__WHAT YOU ARE ASKED TO DO__. Output each entry exactly; skip nothing.

** START **

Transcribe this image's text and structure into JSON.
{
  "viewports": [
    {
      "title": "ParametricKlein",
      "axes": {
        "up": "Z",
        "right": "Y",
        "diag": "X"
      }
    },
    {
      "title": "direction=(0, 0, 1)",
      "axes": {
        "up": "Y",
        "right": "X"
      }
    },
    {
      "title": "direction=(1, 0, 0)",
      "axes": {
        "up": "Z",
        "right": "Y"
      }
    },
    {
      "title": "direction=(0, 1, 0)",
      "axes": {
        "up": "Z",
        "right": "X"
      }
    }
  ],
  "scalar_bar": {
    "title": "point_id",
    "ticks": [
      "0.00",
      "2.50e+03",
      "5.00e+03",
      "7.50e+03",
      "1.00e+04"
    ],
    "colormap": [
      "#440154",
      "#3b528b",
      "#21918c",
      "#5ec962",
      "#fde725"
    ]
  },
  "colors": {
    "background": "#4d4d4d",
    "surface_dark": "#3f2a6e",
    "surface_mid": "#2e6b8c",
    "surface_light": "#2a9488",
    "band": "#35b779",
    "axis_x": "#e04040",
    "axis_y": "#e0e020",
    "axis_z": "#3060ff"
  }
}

** END **

__RESULT OF THE EXERCISE__.
Transcribe this image's text and structure into JSON.
{
  "viewports": [
    {
      "title": "ParametricKlein",
      "axes": {
        "up": "Z",
        "right": "Y",
        "diag": "X"
      }
    },
    {
      "title": "direction=(0, 0, 1)",
      "axes": {
        "up": "Y",
        "right": "X"
      }
    },
    {
      "title": "direction=(1, 0, 0)",
      "axes": {
        "up": "Z",
        "right": "Y"
      }
    },
    {
      "title": "direction=(0, 1, 0)",
      "axes": {
        "up": "Z",
        "right": "X"
      }
    }
  ],
  "scalar_bar": {
    "title": "point_id",
    "ticks": [
      "0.00",
      "2.50e+03",
      "5.00e+03",
      "7.50e+03",
      "1.00e+04"
    ],
    "colormap": [
      "#440154",
      "#3b528b",
      "#21918c",
      "#5ec962",
      "#fde725"
    ]
  },
  "colors": {
    "background": "#4d4d4d",
    "surface_dark": "#3f2a6e",
    "surface_mid": "#2e6b8c",
    "surface_light": "#2a9488",
    "band": "#35b779",
    "axis_x": "#e04040",
    "axis_y": "#e0e020",
    "axis_z": "#3060ff"
  }
}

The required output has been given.